-- Task to carry out --
Only lines holding the string "time" are wanted; copy each one from the material.

-- Data provided --
------------------------

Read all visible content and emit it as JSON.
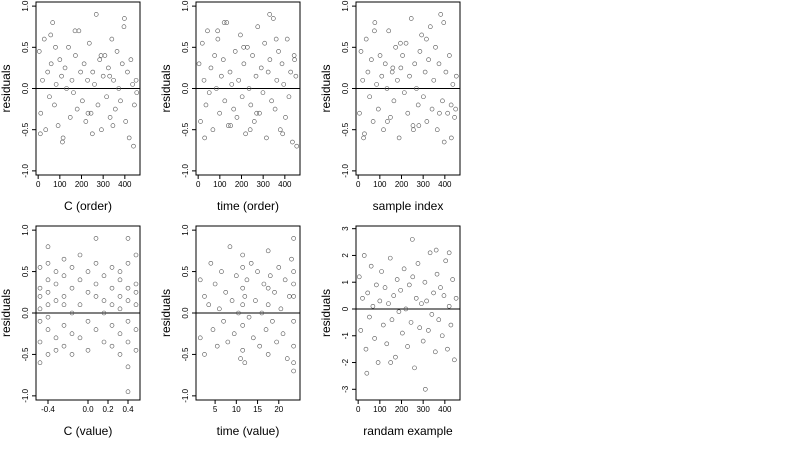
{
  "chart_data": [
    {
      "type": "scatter",
      "xlabel": "C (order)",
      "ylabel": "residuals",
      "xlim": [
        -10,
        470
      ],
      "ylim": [
        -1.05,
        1.05
      ],
      "xticks": [
        0,
        100,
        200,
        300,
        400
      ],
      "yticks": [
        -1.0,
        -0.5,
        0.0,
        0.5,
        1.0
      ],
      "yticklabels": [
        "-1.0",
        "-0.5",
        "0.0",
        "0.5",
        "1.0"
      ],
      "hline": 0,
      "x": [
        5,
        12,
        20,
        28,
        35,
        44,
        52,
        60,
        67,
        75,
        83,
        92,
        100,
        108,
        115,
        124,
        131,
        140,
        148,
        156,
        163,
        172,
        180,
        188,
        196,
        204,
        212,
        220,
        228,
        236,
        244,
        252,
        260,
        268,
        276,
        284,
        292,
        300,
        308,
        316,
        324,
        332,
        340,
        348,
        356,
        364,
        372,
        380,
        388,
        396,
        404,
        412,
        420,
        428,
        436,
        444,
        452,
        10,
        58,
        112,
        170,
        230,
        290,
        345,
        398,
        440,
        80,
        250,
        330,
        455
      ],
      "y": [
        0.45,
        -0.3,
        0.1,
        0.6,
        -0.5,
        0.2,
        -0.1,
        0.3,
        0.8,
        -0.2,
        0.05,
        -0.45,
        0.35,
        0.15,
        -0.6,
        0.25,
        0.0,
        0.5,
        -0.35,
        0.1,
        -0.05,
        0.4,
        -0.25,
        0.7,
        0.2,
        -0.15,
        0.3,
        -0.4,
        0.1,
        0.55,
        -0.3,
        0.2,
        0.05,
        0.9,
        -0.2,
        0.35,
        -0.5,
        0.15,
        0.4,
        -0.1,
        0.25,
        -0.35,
        0.6,
        0.1,
        -0.25,
        0.45,
        0.0,
        -0.15,
        0.3,
        0.75,
        -0.4,
        0.2,
        -0.6,
        0.35,
        0.05,
        -0.2,
        0.1,
        -0.55,
        0.65,
        -0.65,
        0.7,
        -0.3,
        0.4,
        -0.45,
        0.85,
        -0.7,
        0.5,
        -0.55,
        0.15,
        -0.05
      ]
    },
    {
      "type": "scatter",
      "xlabel": "time (order)",
      "ylabel": "residuals",
      "xlim": [
        -10,
        470
      ],
      "ylim": [
        -1.05,
        1.05
      ],
      "xticks": [
        0,
        100,
        200,
        300,
        400
      ],
      "yticks": [
        -1.0,
        -0.5,
        0.0,
        0.5,
        1.0
      ],
      "yticklabels": [
        "-1.0",
        "-0.5",
        "0.0",
        "0.5",
        "1.0"
      ],
      "hline": 0,
      "x": [
        4,
        11,
        19,
        27,
        36,
        43,
        51,
        59,
        68,
        76,
        84,
        91,
        99,
        107,
        116,
        123,
        132,
        139,
        147,
        155,
        164,
        171,
        179,
        187,
        195,
        203,
        211,
        219,
        227,
        235,
        243,
        251,
        259,
        267,
        275,
        283,
        291,
        299,
        307,
        315,
        323,
        331,
        339,
        347,
        355,
        363,
        371,
        379,
        387,
        395,
        403,
        411,
        419,
        427,
        435,
        443,
        451,
        30,
        90,
        150,
        210,
        270,
        330,
        390,
        445,
        120,
        240,
        360,
        455
      ],
      "y": [
        0.3,
        -0.4,
        0.55,
        0.1,
        -0.2,
        0.7,
        -0.05,
        0.25,
        -0.5,
        0.4,
        0.0,
        0.6,
        -0.3,
        0.15,
        0.35,
        -0.15,
        0.8,
        -0.45,
        0.2,
        0.05,
        -0.25,
        0.45,
        -0.35,
        0.1,
        0.65,
        -0.1,
        0.3,
        -0.55,
        0.5,
        0.0,
        -0.2,
        0.4,
        -0.4,
        0.15,
        0.75,
        -0.3,
        0.25,
        -0.05,
        0.55,
        -0.6,
        0.2,
        0.35,
        -0.15,
        0.85,
        -0.25,
        0.1,
        0.45,
        -0.5,
        0.3,
        0.05,
        -0.35,
        0.6,
        -0.1,
        0.2,
        -0.65,
        0.4,
        0.15,
        -0.6,
        0.7,
        -0.45,
        0.5,
        -0.3,
        0.9,
        -0.55,
        0.35,
        0.8,
        -0.5,
        0.6,
        -0.7
      ]
    },
    {
      "type": "scatter",
      "xlabel": "sample index",
      "ylabel": "residuals",
      "xlim": [
        -10,
        470
      ],
      "ylim": [
        -1.05,
        1.05
      ],
      "xticks": [
        0,
        100,
        200,
        300,
        400
      ],
      "yticks": [
        -1.0,
        -0.5,
        0.0,
        0.5,
        1.0
      ],
      "yticklabels": [
        "-1.0",
        "-0.5",
        "0.0",
        "0.5",
        "1.0"
      ],
      "hline": 0,
      "x": [
        6,
        13,
        21,
        29,
        37,
        45,
        53,
        61,
        69,
        77,
        85,
        93,
        101,
        109,
        117,
        125,
        133,
        141,
        149,
        157,
        165,
        173,
        181,
        189,
        197,
        205,
        213,
        221,
        229,
        237,
        245,
        253,
        261,
        269,
        277,
        285,
        293,
        301,
        309,
        317,
        325,
        333,
        341,
        349,
        357,
        365,
        373,
        381,
        389,
        397,
        405,
        413,
        421,
        429,
        437,
        445,
        453,
        25,
        75,
        135,
        195,
        255,
        315,
        375,
        430,
        160,
        280,
        395,
        450
      ],
      "y": [
        -0.3,
        0.45,
        0.1,
        -0.55,
        0.6,
        0.2,
        -0.1,
        0.35,
        -0.4,
        0.8,
        0.05,
        -0.25,
        0.4,
        0.15,
        -0.5,
        0.3,
        0.0,
        0.7,
        -0.35,
        0.2,
        -0.15,
        0.5,
        0.1,
        -0.6,
        0.25,
        0.4,
        -0.05,
        0.55,
        -0.3,
        0.15,
        0.85,
        -0.45,
        0.3,
        0.0,
        -0.2,
        0.45,
        0.65,
        -0.1,
        0.2,
        -0.4,
        0.35,
        0.75,
        -0.25,
        0.1,
        0.5,
        -0.5,
        0.3,
        0.9,
        -0.15,
        -0.65,
        0.2,
        -0.3,
        0.4,
        -0.2,
        0.05,
        -0.35,
        0.15,
        -0.6,
        0.7,
        -0.4,
        0.55,
        -0.5,
        0.6,
        -0.3,
        -0.6,
        0.25,
        -0.45,
        0.8,
        -0.25
      ]
    },
    {
      "type": "scatter",
      "xlabel": "C (value)",
      "ylabel": "residuals",
      "xlim": [
        -0.52,
        0.52
      ],
      "ylim": [
        -1.05,
        1.05
      ],
      "xticks": [
        -0.4,
        0.0,
        0.2,
        0.4
      ],
      "xticklabels": [
        "-0.4",
        "0.0",
        "0.2",
        "0.4"
      ],
      "yticks": [
        -1.0,
        -0.5,
        0.0,
        0.5,
        1.0
      ],
      "yticklabels": [
        "-1.0",
        "-0.5",
        "0.0",
        "0.5",
        "1.0"
      ],
      "hline": 0,
      "x": [
        -0.48,
        -0.48,
        -0.48,
        -0.48,
        -0.48,
        -0.48,
        -0.48,
        -0.4,
        -0.4,
        -0.4,
        -0.4,
        -0.4,
        -0.4,
        -0.4,
        -0.4,
        -0.32,
        -0.32,
        -0.32,
        -0.32,
        -0.32,
        -0.24,
        -0.24,
        -0.24,
        -0.24,
        -0.24,
        -0.24,
        -0.16,
        -0.16,
        -0.16,
        -0.16,
        -0.16,
        -0.08,
        -0.08,
        -0.08,
        -0.08,
        0.0,
        0.0,
        0.0,
        0.0,
        0.08,
        0.08,
        0.08,
        0.08,
        0.08,
        0.16,
        0.16,
        0.16,
        0.16,
        0.24,
        0.24,
        0.24,
        0.24,
        0.24,
        0.32,
        0.32,
        0.32,
        0.32,
        0.32,
        0.32,
        0.4,
        0.4,
        0.4,
        0.4,
        0.4,
        0.4,
        0.4,
        0.4,
        0.48,
        0.48,
        0.48,
        0.48,
        0.48,
        0.48
      ],
      "y": [
        0.55,
        0.2,
        -0.1,
        -0.35,
        0.3,
        -0.6,
        0.05,
        0.8,
        0.4,
        0.1,
        -0.2,
        -0.5,
        0.25,
        -0.05,
        0.6,
        0.5,
        -0.3,
        0.15,
        -0.45,
        0.35,
        0.65,
        0.2,
        -0.15,
        -0.4,
        0.1,
        0.45,
        0.3,
        -0.25,
        0.55,
        0.0,
        -0.5,
        0.4,
        0.1,
        -0.3,
        0.7,
        0.25,
        -0.1,
        0.5,
        -0.45,
        0.6,
        0.2,
        -0.2,
        0.35,
        0.9,
        0.15,
        -0.35,
        0.45,
        0.0,
        0.55,
        -0.15,
        0.3,
        -0.4,
        0.1,
        0.5,
        0.2,
        -0.25,
        0.4,
        -0.5,
        0.05,
        0.9,
        0.6,
        0.3,
        -0.1,
        -0.35,
        0.15,
        -0.65,
        -0.95,
        0.7,
        0.35,
        -0.2,
        0.1,
        -0.45,
        0.25
      ]
    },
    {
      "type": "scatter",
      "xlabel": "time (value)",
      "ylabel": "residuals",
      "xlim": [
        0.5,
        25
      ],
      "ylim": [
        -1.05,
        1.05
      ],
      "xticks": [
        5,
        10,
        15,
        20
      ],
      "yticks": [
        -1.0,
        -0.5,
        0.0,
        0.5,
        1.0
      ],
      "yticklabels": [
        "-1.0",
        "-0.5",
        "0.0",
        "0.5",
        "1.0"
      ],
      "hline": 0,
      "x": [
        1.5,
        1.5,
        2.5,
        2.5,
        3.5,
        4,
        4.5,
        5,
        5.5,
        6,
        6.5,
        7,
        7.5,
        8,
        8.5,
        9,
        9.5,
        10,
        10.5,
        11,
        11.5,
        11.5,
        11.5,
        11.5,
        11.5,
        11.5,
        12,
        12,
        12.5,
        13,
        13.5,
        14,
        14.5,
        15,
        15.5,
        16,
        16.5,
        17,
        17.5,
        17.5,
        17.5,
        17.5,
        18,
        18.5,
        19,
        19.5,
        20,
        20.5,
        21,
        21.5,
        22,
        22.5,
        23,
        23.5,
        23.5,
        23.5,
        23.5,
        23.5,
        23.5,
        23.5,
        23.5
      ],
      "y": [
        0.4,
        -0.3,
        0.2,
        -0.5,
        0.1,
        0.6,
        -0.2,
        0.35,
        -0.4,
        0.05,
        0.5,
        -0.1,
        0.25,
        -0.35,
        0.8,
        0.15,
        -0.25,
        0.45,
        0.0,
        -0.55,
        0.7,
        0.3,
        -0.15,
        0.55,
        -0.45,
        0.1,
        0.2,
        -0.6,
        0.4,
        -0.05,
        0.6,
        -0.3,
        0.15,
        0.5,
        -0.4,
        0.0,
        0.35,
        -0.2,
        0.75,
        0.3,
        -0.5,
        0.1,
        0.45,
        -0.1,
        0.25,
        -0.35,
        0.55,
        0.05,
        -0.25,
        0.4,
        -0.55,
        0.2,
        0.65,
        0.9,
        0.5,
        0.2,
        -0.1,
        -0.4,
        -0.6,
        -0.7,
        0.35
      ]
    },
    {
      "type": "scatter",
      "xlabel": "randam example",
      "ylabel": "residuals",
      "xlim": [
        -10,
        470
      ],
      "ylim": [
        -3.4,
        3.1
      ],
      "xticks": [
        0,
        100,
        200,
        300,
        400
      ],
      "yticks": [
        -3,
        -2,
        -1,
        0,
        1,
        2,
        3
      ],
      "hline": 0,
      "x": [
        5,
        12,
        20,
        28,
        36,
        44,
        52,
        60,
        68,
        76,
        84,
        92,
        100,
        108,
        116,
        124,
        132,
        140,
        148,
        156,
        164,
        172,
        180,
        188,
        196,
        204,
        212,
        220,
        228,
        236,
        244,
        252,
        260,
        268,
        276,
        284,
        292,
        300,
        308,
        316,
        324,
        332,
        340,
        348,
        356,
        364,
        372,
        380,
        388,
        396,
        404,
        412,
        420,
        428,
        436,
        444,
        452,
        250,
        310,
        40,
        150,
        360,
        420
      ],
      "y": [
        1.2,
        -0.8,
        0.4,
        2.0,
        -1.5,
        0.6,
        -0.3,
        1.6,
        0.1,
        -1.1,
        0.9,
        -2.0,
        0.3,
        1.4,
        -0.6,
        0.8,
        -1.3,
        0.2,
        1.9,
        -0.4,
        0.5,
        -1.8,
        1.1,
        -0.1,
        0.7,
        -0.9,
        1.5,
        0.0,
        -1.4,
        0.9,
        -0.5,
        1.2,
        -2.2,
        0.4,
        1.7,
        -0.7,
        0.2,
        -1.2,
        1.0,
        0.3,
        -0.8,
        2.1,
        -0.2,
        0.6,
        -1.6,
        1.3,
        -0.4,
        0.8,
        -1.0,
        0.5,
        1.8,
        -1.5,
        0.1,
        -0.6,
        1.1,
        -1.9,
        0.4,
        2.6,
        -3.0,
        -2.4,
        -2.0,
        2.2,
        2.1
      ]
    }
  ]
}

------------------------

-- Solution --
      "xlabel": "time (order)",
      "xlabel": "time (value)",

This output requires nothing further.